Data records
=======

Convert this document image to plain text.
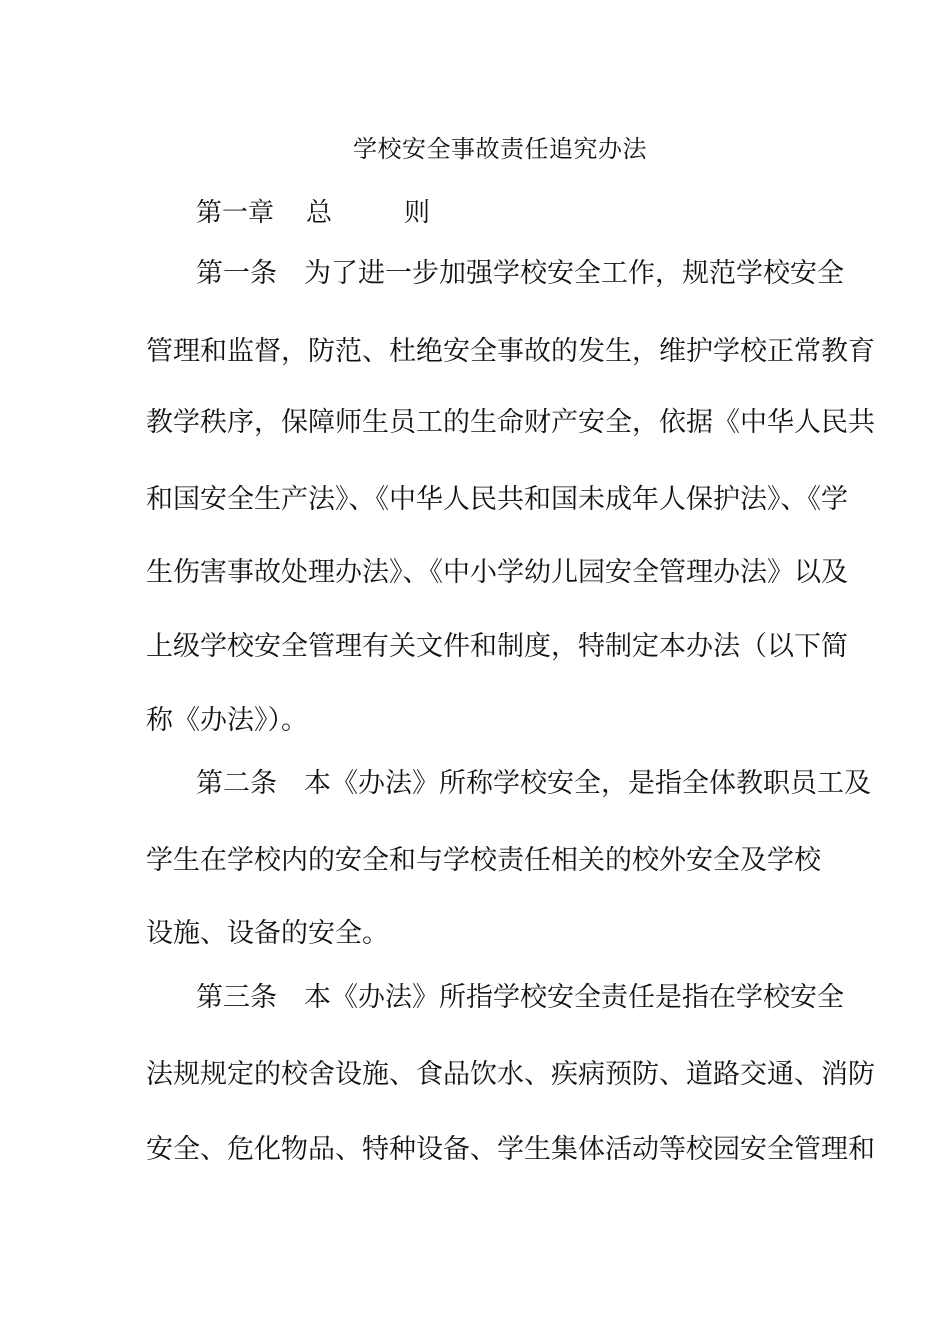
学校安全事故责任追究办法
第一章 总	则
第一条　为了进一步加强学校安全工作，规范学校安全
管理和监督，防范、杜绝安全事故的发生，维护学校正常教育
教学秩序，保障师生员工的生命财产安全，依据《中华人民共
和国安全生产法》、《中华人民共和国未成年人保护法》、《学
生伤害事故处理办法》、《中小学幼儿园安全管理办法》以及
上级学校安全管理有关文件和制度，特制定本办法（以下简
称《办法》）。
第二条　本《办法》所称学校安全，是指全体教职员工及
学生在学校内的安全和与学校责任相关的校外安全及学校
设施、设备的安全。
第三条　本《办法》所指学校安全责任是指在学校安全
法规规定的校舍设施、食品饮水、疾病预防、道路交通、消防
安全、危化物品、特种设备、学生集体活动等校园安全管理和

=======

### Short problem
The records above must be printed exactly; the pictures stay out.

### Exercise solution
Convert this document image to plain text.
学校安全事故责任追究办法
第一章 总	则
第一条　为了进一步加强学校安全工作，规范学校安全
管理和监督，防范、杜绝安全事故的发生，维护学校正常教育
教学秩序，保障师生员工的生命财产安全，依据《中华人民共
和国安全生产法》、《中华人民共和国未成年人保护法》、《学
生伤害事故处理办法》、《中小学幼儿园安全管理办法》以及
上级学校安全管理有关文件和制度，特制定本办法（以下简
称《办法》）。
第二条　本《办法》所称学校安全，是指全体教职员工及
学生在学校内的安全和与学校责任相关的校外安全及学校
设施、设备的安全。
第三条　本《办法》所指学校安全责任是指在学校安全
法规规定的校舍设施、食品饮水、疾病预防、道路交通、消防
安全、危化物品、特种设备、学生集体活动等校园安全管理和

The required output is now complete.